**Directions:** Output all the data exactly. Pictures do not belong in the copy.
··· Records to process
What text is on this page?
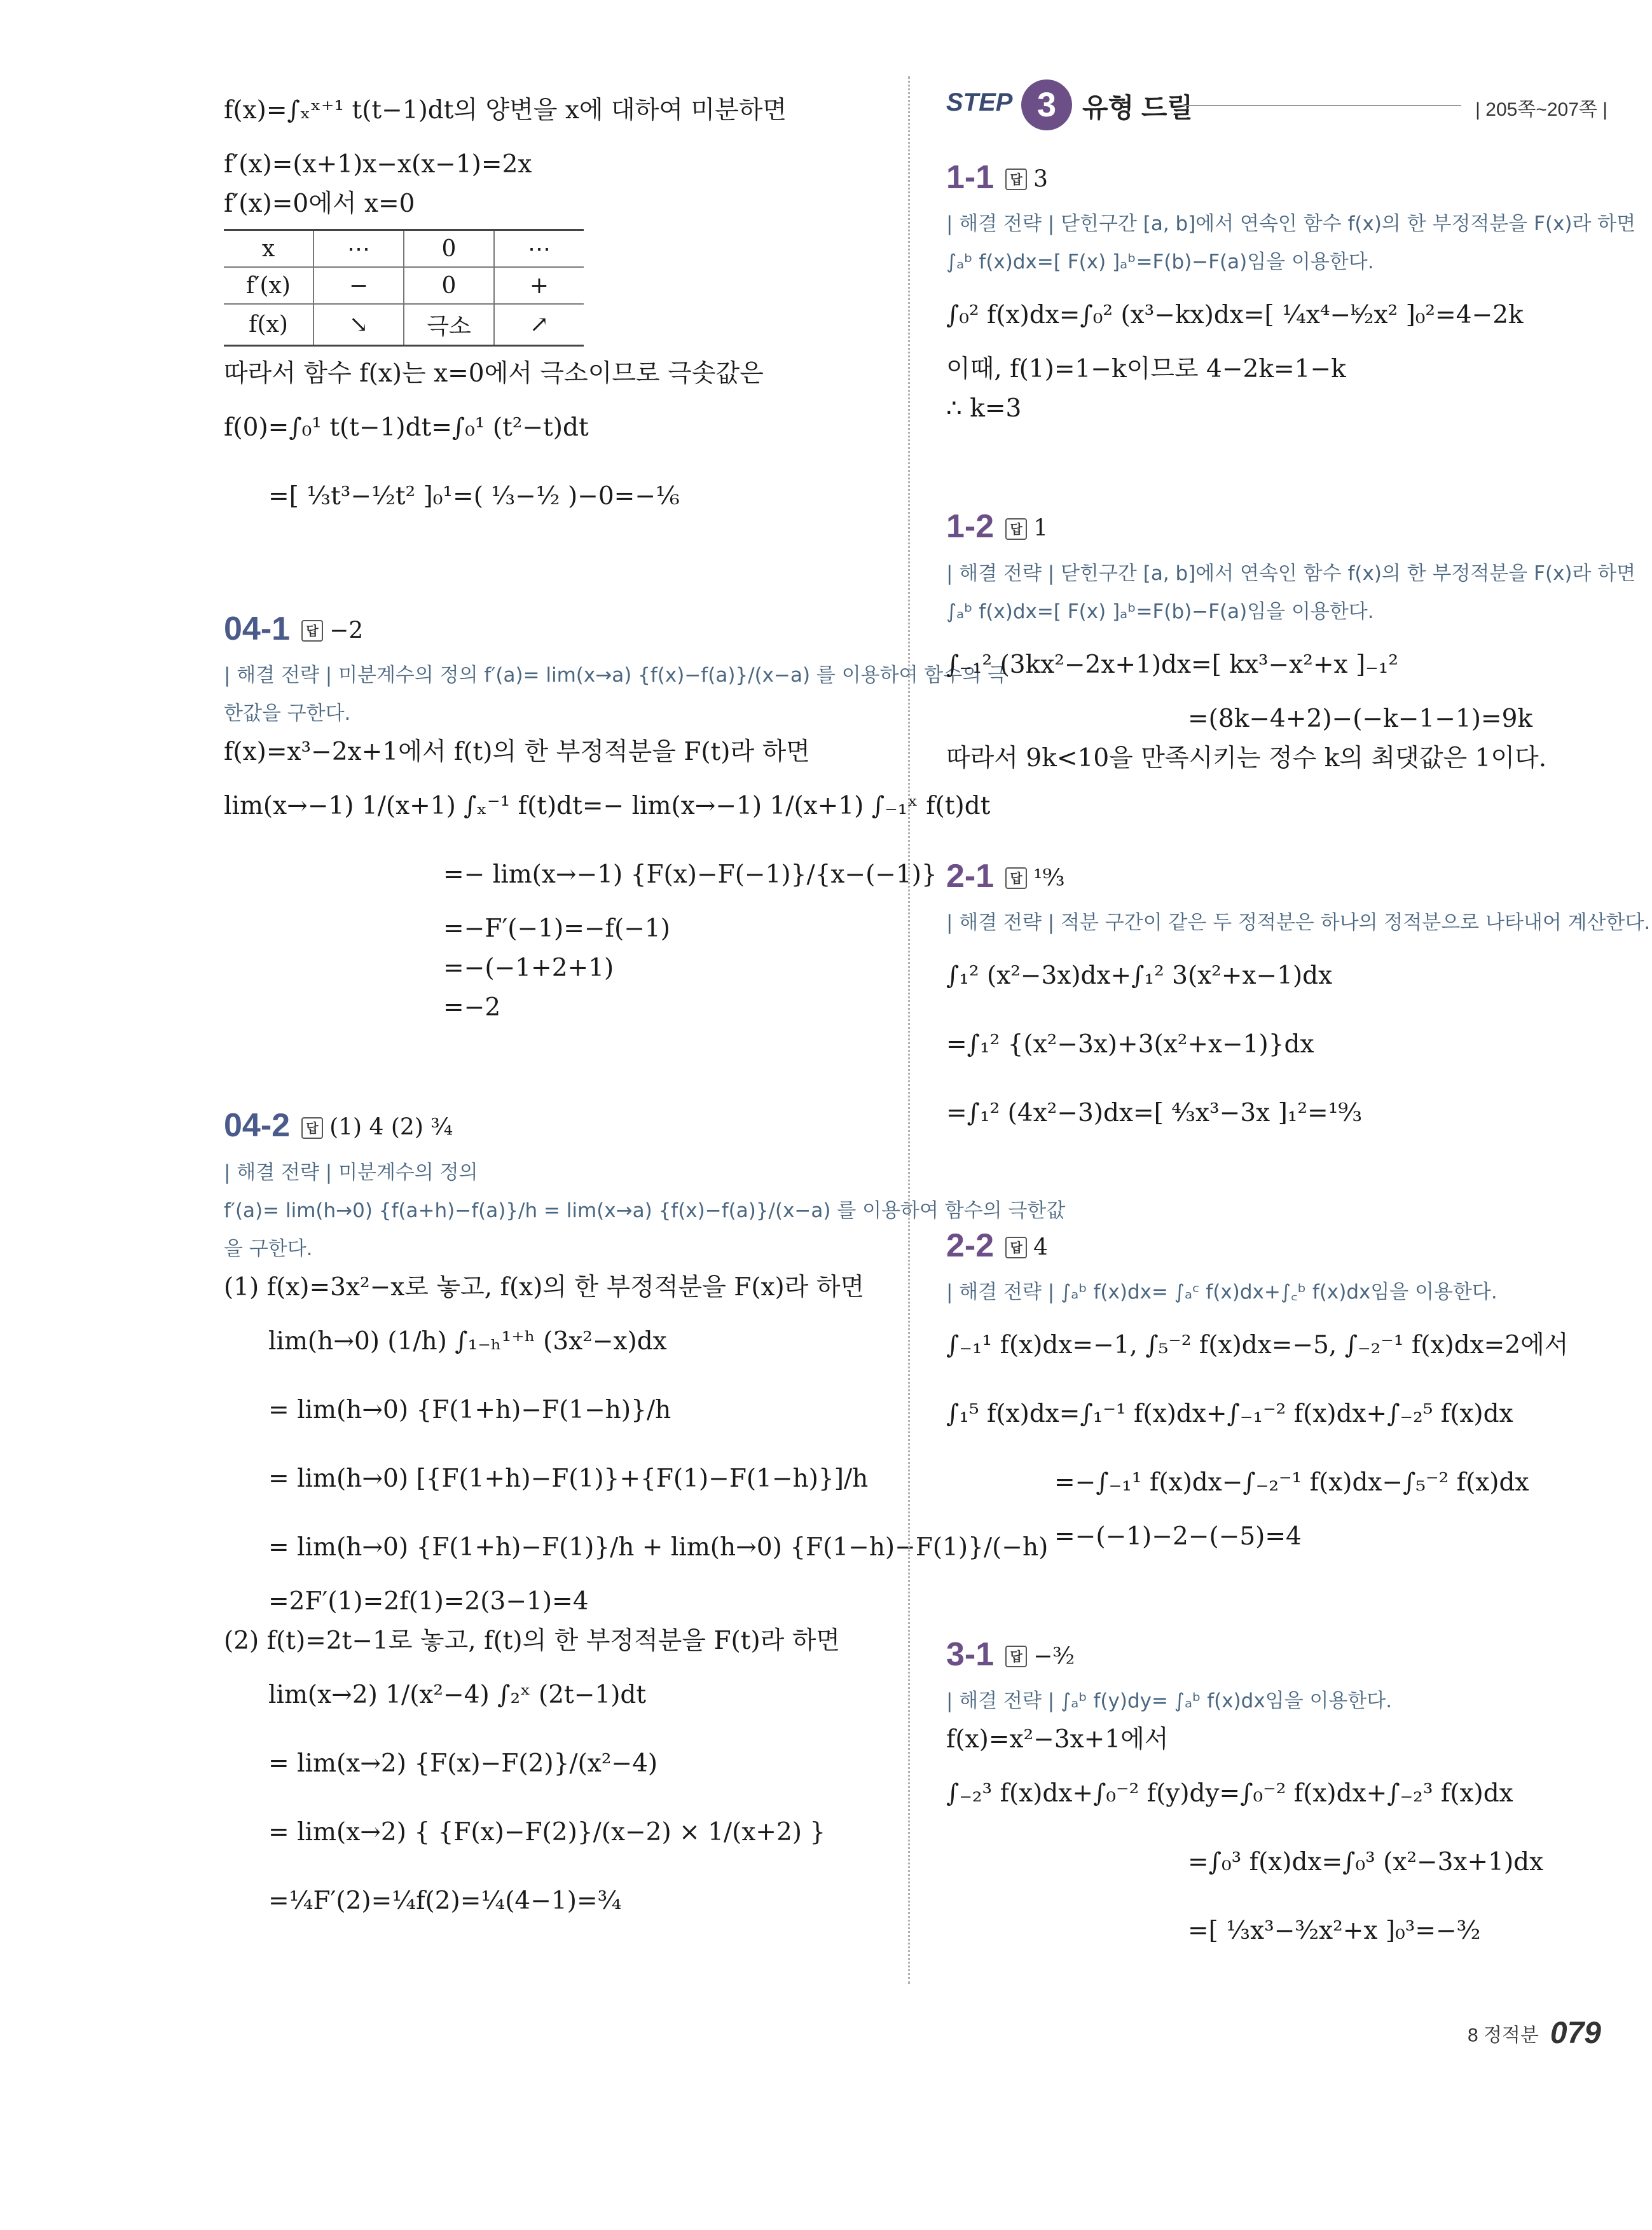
f(x)=∫ₓˣ⁺¹ t(t−1)dt의 양변을 x에 대하여 미분하면
f′(x)=(x+1)x−x(x−1)=2x
f′(x)=0에서 x=0
x	⋯	0	⋯
f′(x)	−	0	+
f(x)	↘	극소	↗
따라서 함수 f(x)는 x=0에서 극소이므로 극솟값은
f(0)=∫₀¹ t(t−1)dt=∫₀¹ (t²−t)dt
=[ ¹⁄₃t³−¹⁄₂t² ]₀¹=( ¹⁄₃−¹⁄₂ )−0=−¹⁄₆
04-1 답 −2
| 해결 전략 | 미분계수의 정의 f′(a)= lim(x→a) {f(x)−f(a)}/(x−a) 를 이용하여 함수의 극
한값을 구한다.
f(x)=x³−2x+1에서 f(t)의 한 부정적분을 F(t)라 하면
lim(x→−1) 1/(x+1) ∫ₓ⁻¹ f(t)dt=− lim(x→−1) 1/(x+1) ∫₋₁ˣ f(t)dt
=− lim(x→−1) {F(x)−F(−1)}/{x−(−1)}
=−F′(−1)=−f(−1)
=−(−1+2+1)
=−2
04-2 답 (1) 4 (2) ³⁄₄
| 해결 전략 | 미분계수의 정의
f′(a)= lim(h→0) {f(a+h)−f(a)}/h = lim(x→a) {f(x)−f(a)}/(x−a) 를 이용하여 함수의 극한값
을 구한다.
(1) f(x)=3x²−x로 놓고, f(x)의 한 부정적분을 F(x)라 하면
lim(h→0) (1/h) ∫₁₋ₕ¹⁺ʰ (3x²−x)dx
= lim(h→0) {F(1+h)−F(1−h)}/h
= lim(h→0) [{F(1+h)−F(1)}+{F(1)−F(1−h)}]/h
= lim(h→0) {F(1+h)−F(1)}/h + lim(h→0) {F(1−h)−F(1)}/(−h)
=2F′(1)=2f(1)=2(3−1)=4
(2) f(t)=2t−1로 놓고, f(t)의 한 부정적분을 F(t)라 하면
lim(x→2) 1/(x²−4) ∫₂ˣ (2t−1)dt
= lim(x→2) {F(x)−F(2)}/(x²−4)
= lim(x→2) { {F(x)−F(2)}/(x−2) × 1/(x+2) }
=¹⁄₄F′(2)=¹⁄₄f(2)=¹⁄₄(4−1)=³⁄₄
STEP 3 유형 드릴	| 205쪽~207쪽 |
1-1 답 3
| 해결 전략 | 닫힌구간 [a, b]에서 연속인 함수 f(x)의 한 부정적분을 F(x)라 하면
∫ₐᵇ f(x)dx=[ F(x) ]ₐᵇ=F(b)−F(a)임을 이용한다.
∫₀² f(x)dx=∫₀² (x³−kx)dx=[ ¹⁄₄x⁴−ᵏ⁄₂x² ]₀²=4−2k
이때, f(1)=1−k이므로 4−2k=1−k
∴ k=3
1-2 답 1
| 해결 전략 | 닫힌구간 [a, b]에서 연속인 함수 f(x)의 한 부정적분을 F(x)라 하면
∫ₐᵇ f(x)dx=[ F(x) ]ₐᵇ=F(b)−F(a)임을 이용한다.
∫₋₁² (3kx²−2x+1)dx=[ kx³−x²+x ]₋₁²
=(8k−4+2)−(−k−1−1)=9k
따라서 9k<10을 만족시키는 정수 k의 최댓값은 1이다.
2-1 답 ¹⁹⁄₃
| 해결 전략 | 적분 구간이 같은 두 정적분은 하나의 정적분으로 나타내어 계산한다.
∫₁² (x²−3x)dx+∫₁² 3(x²+x−1)dx
=∫₁² {(x²−3x)+3(x²+x−1)}dx
=∫₁² (4x²−3)dx=[ ⁴⁄₃x³−3x ]₁²=¹⁹⁄₃
2-2 답 4
| 해결 전략 | ∫ₐᵇ f(x)dx= ∫ₐᶜ f(x)dx+∫꜀ᵇ f(x)dx임을 이용한다.
∫₋₁¹ f(x)dx=−1, ∫₅⁻² f(x)dx=−5, ∫₋₂⁻¹ f(x)dx=2에서
∫₁⁵ f(x)dx=∫₁⁻¹ f(x)dx+∫₋₁⁻² f(x)dx+∫₋₂⁵ f(x)dx
=−∫₋₁¹ f(x)dx−∫₋₂⁻¹ f(x)dx−∫₅⁻² f(x)dx
=−(−1)−2−(−5)=4
3-1 답 −³⁄₂
| 해결 전략 | ∫ₐᵇ f(y)dy= ∫ₐᵇ f(x)dx임을 이용한다.
f(x)=x²−3x+1에서
∫₋₂³ f(x)dx+∫₀⁻² f(y)dy=∫₀⁻² f(x)dx+∫₋₂³ f(x)dx
=∫₀³ f(x)dx=∫₀³ (x²−3x+1)dx
=[ ¹⁄₃x³−³⁄₂x²+x ]₀³=−³⁄₂
8 정적분 079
······
**Response to this task:**
What text is on this page?
f(x)=∫ₓˣ⁺¹ t(t−1)dt의 양변을 x에 대하여 미분하면
f′(x)=(x+1)x−x(x−1)=2x
f′(x)=0에서 x=0
x	⋯	0	⋯
f′(x)	−	0	+
f(x)	↘	극소	↗
따라서 함수 f(x)는 x=0에서 극소이므로 극솟값은
f(0)=∫₀¹ t(t−1)dt=∫₀¹ (t²−t)dt
=[ ¹⁄₃t³−¹⁄₂t² ]₀¹=( ¹⁄₃−¹⁄₂ )−0=−¹⁄₆
04-1 답 −2
| 해결 전략 | 미분계수의 정의 f′(a)= lim(x→a) {f(x)−f(a)}/(x−a) 를 이용하여 함수의 극
한값을 구한다.
f(x)=x³−2x+1에서 f(t)의 한 부정적분을 F(t)라 하면
lim(x→−1) 1/(x+1) ∫ₓ⁻¹ f(t)dt=− lim(x→−1) 1/(x+1) ∫₋₁ˣ f(t)dt
=− lim(x→−1) {F(x)−F(−1)}/{x−(−1)}
=−F′(−1)=−f(−1)
=−(−1+2+1)
=−2
04-2 답 (1) 4 (2) ³⁄₄
| 해결 전략 | 미분계수의 정의
f′(a)= lim(h→0) {f(a+h)−f(a)}/h = lim(x→a) {f(x)−f(a)}/(x−a) 를 이용하여 함수의 극한값
을 구한다.
(1) f(x)=3x²−x로 놓고, f(x)의 한 부정적분을 F(x)라 하면
lim(h→0) (1/h) ∫₁₋ₕ¹⁺ʰ (3x²−x)dx
= lim(h→0) {F(1+h)−F(1−h)}/h
= lim(h→0) [{F(1+h)−F(1)}+{F(1)−F(1−h)}]/h
= lim(h→0) {F(1+h)−F(1)}/h + lim(h→0) {F(1−h)−F(1)}/(−h)
=2F′(1)=2f(1)=2(3−1)=4
(2) f(t)=2t−1로 놓고, f(t)의 한 부정적분을 F(t)라 하면
lim(x→2) 1/(x²−4) ∫₂ˣ (2t−1)dt
= lim(x→2) {F(x)−F(2)}/(x²−4)
= lim(x→2) { {F(x)−F(2)}/(x−2) × 1/(x+2) }
=¹⁄₄F′(2)=¹⁄₄f(2)=¹⁄₄(4−1)=³⁄₄
STEP 3 유형 드릴	| 205쪽~207쪽 |
1-1 답 3
| 해결 전략 | 닫힌구간 [a, b]에서 연속인 함수 f(x)의 한 부정적분을 F(x)라 하면
∫ₐᵇ f(x)dx=[ F(x) ]ₐᵇ=F(b)−F(a)임을 이용한다.
∫₀² f(x)dx=∫₀² (x³−kx)dx=[ ¹⁄₄x⁴−ᵏ⁄₂x² ]₀²=4−2k
이때, f(1)=1−k이므로 4−2k=1−k
∴ k=3
1-2 답 1
| 해결 전략 | 닫힌구간 [a, b]에서 연속인 함수 f(x)의 한 부정적분을 F(x)라 하면
∫ₐᵇ f(x)dx=[ F(x) ]ₐᵇ=F(b)−F(a)임을 이용한다.
∫₋₁² (3kx²−2x+1)dx=[ kx³−x²+x ]₋₁²
=(8k−4+2)−(−k−1−1)=9k
따라서 9k<10을 만족시키는 정수 k의 최댓값은 1이다.
2-1 답 ¹⁹⁄₃
| 해결 전략 | 적분 구간이 같은 두 정적분은 하나의 정적분으로 나타내어 계산한다.
∫₁² (x²−3x)dx+∫₁² 3(x²+x−1)dx
=∫₁² {(x²−3x)+3(x²+x−1)}dx
=∫₁² (4x²−3)dx=[ ⁴⁄₃x³−3x ]₁²=¹⁹⁄₃
2-2 답 4
| 해결 전략 | ∫ₐᵇ f(x)dx= ∫ₐᶜ f(x)dx+∫꜀ᵇ f(x)dx임을 이용한다.
∫₋₁¹ f(x)dx=−1, ∫₅⁻² f(x)dx=−5, ∫₋₂⁻¹ f(x)dx=2에서
∫₁⁵ f(x)dx=∫₁⁻¹ f(x)dx+∫₋₁⁻² f(x)dx+∫₋₂⁵ f(x)dx
=−∫₋₁¹ f(x)dx−∫₋₂⁻¹ f(x)dx−∫₅⁻² f(x)dx
=−(−1)−2−(−5)=4
3-1 답 −³⁄₂
| 해결 전략 | ∫ₐᵇ f(y)dy= ∫ₐᵇ f(x)dx임을 이용한다.
f(x)=x²−3x+1에서
∫₋₂³ f(x)dx+∫₀⁻² f(y)dy=∫₀⁻² f(x)dx+∫₋₂³ f(x)dx
=∫₀³ f(x)dx=∫₀³ (x²−3x+1)dx
=[ ¹⁄₃x³−³⁄₂x²+x ]₀³=−³⁄₂
8 정적분 079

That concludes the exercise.